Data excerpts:
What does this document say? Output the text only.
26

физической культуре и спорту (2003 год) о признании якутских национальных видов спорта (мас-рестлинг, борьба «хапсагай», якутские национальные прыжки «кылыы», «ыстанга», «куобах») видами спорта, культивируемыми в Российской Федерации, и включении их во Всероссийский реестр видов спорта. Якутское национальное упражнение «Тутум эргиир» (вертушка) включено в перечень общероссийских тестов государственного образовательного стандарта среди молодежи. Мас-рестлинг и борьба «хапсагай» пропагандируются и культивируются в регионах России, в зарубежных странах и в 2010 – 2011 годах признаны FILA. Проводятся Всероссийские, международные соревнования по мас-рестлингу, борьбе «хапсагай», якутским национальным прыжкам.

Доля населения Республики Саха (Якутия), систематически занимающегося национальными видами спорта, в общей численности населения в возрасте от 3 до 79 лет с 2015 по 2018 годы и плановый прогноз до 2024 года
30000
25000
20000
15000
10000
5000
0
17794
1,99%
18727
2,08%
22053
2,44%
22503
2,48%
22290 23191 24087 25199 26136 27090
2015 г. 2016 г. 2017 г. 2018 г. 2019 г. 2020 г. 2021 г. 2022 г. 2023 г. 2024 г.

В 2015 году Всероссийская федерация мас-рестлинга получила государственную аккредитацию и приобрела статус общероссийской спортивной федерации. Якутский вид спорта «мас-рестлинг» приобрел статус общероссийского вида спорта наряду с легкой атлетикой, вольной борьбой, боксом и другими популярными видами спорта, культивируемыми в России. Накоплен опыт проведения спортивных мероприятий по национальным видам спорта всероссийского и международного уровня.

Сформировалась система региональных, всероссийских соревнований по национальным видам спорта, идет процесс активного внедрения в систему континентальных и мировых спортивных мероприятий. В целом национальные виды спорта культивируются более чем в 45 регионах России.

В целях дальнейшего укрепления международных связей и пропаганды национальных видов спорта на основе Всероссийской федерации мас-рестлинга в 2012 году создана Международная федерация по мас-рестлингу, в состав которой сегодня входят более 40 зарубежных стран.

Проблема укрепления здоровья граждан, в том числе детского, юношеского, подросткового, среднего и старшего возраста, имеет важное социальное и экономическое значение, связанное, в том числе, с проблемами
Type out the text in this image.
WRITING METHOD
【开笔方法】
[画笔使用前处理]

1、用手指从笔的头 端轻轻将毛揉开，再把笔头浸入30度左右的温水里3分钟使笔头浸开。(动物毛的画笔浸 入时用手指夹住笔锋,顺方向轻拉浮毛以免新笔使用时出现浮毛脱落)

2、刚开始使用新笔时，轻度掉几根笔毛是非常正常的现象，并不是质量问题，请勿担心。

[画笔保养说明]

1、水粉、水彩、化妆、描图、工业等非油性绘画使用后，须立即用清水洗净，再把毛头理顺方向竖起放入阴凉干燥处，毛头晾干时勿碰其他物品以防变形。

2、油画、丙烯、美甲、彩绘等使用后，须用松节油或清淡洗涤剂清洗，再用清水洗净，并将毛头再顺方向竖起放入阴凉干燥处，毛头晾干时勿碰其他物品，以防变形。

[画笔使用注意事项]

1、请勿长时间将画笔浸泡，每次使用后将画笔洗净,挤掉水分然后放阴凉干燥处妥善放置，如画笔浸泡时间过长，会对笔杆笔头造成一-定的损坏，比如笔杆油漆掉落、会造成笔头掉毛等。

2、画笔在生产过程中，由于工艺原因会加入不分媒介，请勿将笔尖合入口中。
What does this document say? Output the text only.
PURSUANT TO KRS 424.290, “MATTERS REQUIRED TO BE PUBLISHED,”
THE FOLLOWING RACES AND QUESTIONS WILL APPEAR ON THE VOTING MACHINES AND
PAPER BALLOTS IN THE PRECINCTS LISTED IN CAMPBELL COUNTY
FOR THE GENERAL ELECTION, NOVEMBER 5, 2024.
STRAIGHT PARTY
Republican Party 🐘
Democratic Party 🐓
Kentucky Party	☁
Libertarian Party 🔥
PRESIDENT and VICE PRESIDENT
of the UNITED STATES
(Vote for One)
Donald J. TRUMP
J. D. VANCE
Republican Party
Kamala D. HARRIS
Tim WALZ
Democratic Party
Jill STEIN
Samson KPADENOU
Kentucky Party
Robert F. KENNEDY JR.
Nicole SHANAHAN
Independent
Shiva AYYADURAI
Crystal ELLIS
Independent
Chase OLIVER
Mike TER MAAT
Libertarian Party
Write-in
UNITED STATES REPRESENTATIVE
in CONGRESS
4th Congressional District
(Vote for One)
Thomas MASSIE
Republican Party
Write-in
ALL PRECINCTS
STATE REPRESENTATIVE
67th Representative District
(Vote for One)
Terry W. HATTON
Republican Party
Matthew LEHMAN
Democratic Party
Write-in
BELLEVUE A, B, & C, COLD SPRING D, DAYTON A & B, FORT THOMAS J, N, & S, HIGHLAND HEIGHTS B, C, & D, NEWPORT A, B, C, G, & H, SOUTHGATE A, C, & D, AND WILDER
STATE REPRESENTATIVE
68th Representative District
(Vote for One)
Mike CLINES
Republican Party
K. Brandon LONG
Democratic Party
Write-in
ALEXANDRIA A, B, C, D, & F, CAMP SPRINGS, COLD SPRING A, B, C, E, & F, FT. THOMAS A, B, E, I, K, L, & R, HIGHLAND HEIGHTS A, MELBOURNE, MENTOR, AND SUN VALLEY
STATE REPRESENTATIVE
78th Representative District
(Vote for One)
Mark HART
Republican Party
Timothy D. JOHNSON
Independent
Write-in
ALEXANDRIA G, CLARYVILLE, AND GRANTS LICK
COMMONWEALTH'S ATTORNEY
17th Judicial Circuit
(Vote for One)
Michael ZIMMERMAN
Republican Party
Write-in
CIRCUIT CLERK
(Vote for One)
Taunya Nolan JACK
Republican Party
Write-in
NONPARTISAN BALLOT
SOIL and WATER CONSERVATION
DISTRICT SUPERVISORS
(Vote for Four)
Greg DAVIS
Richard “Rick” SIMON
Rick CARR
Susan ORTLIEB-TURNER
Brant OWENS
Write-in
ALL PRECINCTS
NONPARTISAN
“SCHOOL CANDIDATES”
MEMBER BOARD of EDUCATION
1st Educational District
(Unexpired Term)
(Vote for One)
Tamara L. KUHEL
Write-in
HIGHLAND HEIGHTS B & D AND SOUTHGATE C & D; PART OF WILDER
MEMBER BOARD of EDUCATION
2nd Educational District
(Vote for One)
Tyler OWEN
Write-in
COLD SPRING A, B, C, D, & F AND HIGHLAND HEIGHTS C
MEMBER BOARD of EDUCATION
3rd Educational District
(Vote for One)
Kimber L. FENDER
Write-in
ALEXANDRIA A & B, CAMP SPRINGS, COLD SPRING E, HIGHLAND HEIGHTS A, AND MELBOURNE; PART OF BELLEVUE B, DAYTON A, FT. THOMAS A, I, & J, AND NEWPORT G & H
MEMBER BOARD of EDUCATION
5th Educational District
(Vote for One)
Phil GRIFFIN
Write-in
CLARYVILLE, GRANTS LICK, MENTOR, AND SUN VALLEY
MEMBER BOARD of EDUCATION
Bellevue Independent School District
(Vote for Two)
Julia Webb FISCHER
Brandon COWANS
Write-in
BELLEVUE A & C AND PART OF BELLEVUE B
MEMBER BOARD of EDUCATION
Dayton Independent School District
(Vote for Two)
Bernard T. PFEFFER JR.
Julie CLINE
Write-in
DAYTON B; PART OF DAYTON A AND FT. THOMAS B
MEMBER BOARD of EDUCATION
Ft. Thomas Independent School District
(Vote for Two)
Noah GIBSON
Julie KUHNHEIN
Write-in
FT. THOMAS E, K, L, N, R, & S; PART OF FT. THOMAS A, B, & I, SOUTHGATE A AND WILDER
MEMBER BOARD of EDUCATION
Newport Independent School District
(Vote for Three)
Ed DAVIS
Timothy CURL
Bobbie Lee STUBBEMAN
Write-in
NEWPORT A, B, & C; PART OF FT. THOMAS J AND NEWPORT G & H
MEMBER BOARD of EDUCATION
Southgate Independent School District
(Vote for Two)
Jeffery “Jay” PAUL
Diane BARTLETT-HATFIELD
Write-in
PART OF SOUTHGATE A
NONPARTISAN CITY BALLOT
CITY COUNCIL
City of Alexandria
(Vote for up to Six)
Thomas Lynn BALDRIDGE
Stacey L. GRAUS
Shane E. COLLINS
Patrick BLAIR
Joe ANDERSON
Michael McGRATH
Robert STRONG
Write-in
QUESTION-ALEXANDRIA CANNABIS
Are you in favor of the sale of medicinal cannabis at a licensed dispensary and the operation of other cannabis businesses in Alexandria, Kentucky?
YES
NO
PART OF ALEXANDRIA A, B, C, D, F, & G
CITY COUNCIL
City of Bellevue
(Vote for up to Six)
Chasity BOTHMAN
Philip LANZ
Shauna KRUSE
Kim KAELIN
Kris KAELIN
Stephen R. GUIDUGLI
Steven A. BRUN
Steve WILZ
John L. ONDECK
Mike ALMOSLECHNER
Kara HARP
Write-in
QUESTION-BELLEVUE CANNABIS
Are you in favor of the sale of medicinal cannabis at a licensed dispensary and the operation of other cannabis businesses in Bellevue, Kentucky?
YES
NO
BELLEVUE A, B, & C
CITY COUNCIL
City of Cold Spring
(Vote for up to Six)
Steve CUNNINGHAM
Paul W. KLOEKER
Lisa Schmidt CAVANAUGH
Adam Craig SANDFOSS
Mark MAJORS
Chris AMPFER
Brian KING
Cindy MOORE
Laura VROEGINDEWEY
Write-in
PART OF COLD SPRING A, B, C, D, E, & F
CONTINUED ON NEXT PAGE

What you are asked to do
Identify the lines above with the word "UNITED". Copy them.

Result of this exercise
of the UNITED STATES
UNITED STATES REPRESENTATIVE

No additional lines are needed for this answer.